I completed my PhD in French Linguistics at the University of Cambridge in 2011, and was appointed as Lecturer in French Studies at Queen’s University Belfast in January 2013.


My primary research focus is in sociolinguistics. As a variationist, I consider variation and change to be inherent in language, and work with empirical, quantitative data in order to uncover the hidden patterns in linguistic variation, focusing particularly on morphosyntax (grammar). I examine how speakers choose between two different linguistic variants in order to express the same grammatical function, and consider what this can tell us about the way language works on the social and communicative level. When language change is taking place, what are the factors that lead to one variant being preferred over another? Why can stable variants exist alongside each other for centuries in some cases, while in others, change rapidly results in the (permanent) loss of one variant, albeit sometimes with fossilised usages? Does morphosyntactic variation work in the same way as phonological (sound) variation?


As a specialist in French sociolinguistics, I ask how a closer examination of French linguistic variation can contribute to our understanding of language variation more generally, which to date has been largely shaped by studies on English, giving rise to questions about the extent to which findings can be applied to other language situations. Do we find the same patterns of sociolinguistic variation cross-linguistically? I have shown in my research on French that sociolinguistic generalisations developed on the basis of (mainly) anglophone contexts can in fact be applied to the case of metropolitan France, most recently in my monograph with Legenda (2014) and an article in Revue Romane (2015), but more test cases are required. In a recent research project, I investigated the morphosyntactic variants used for future temporal reference in French, using data from the ESLO (Enquêtes Sociolinguistiques à Orléans) corpus of oral French.

* Supplied information:
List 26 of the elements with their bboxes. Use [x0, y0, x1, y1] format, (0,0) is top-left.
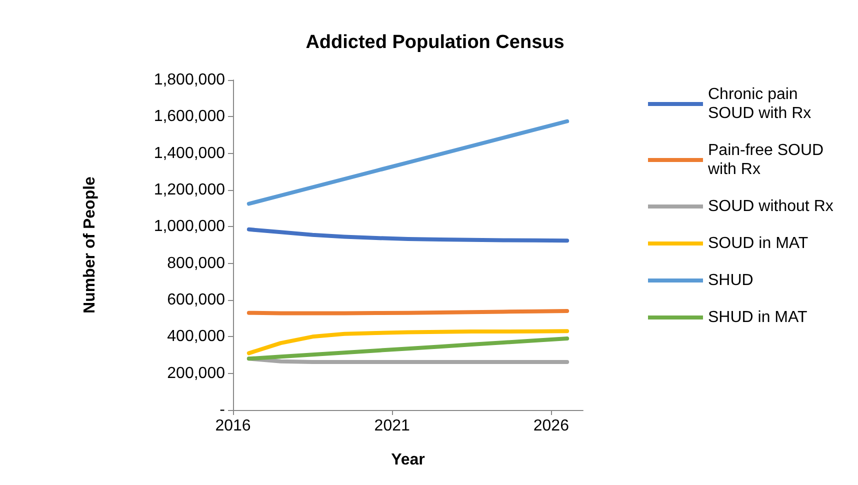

* Description of the task:
In the linguistics research profile, which corpus provided the data for the project on future temporal reference in French?

* Exercise output:
The ESLO (Enquêtes Sociolinguistiques à Orléans) corpus of oral French.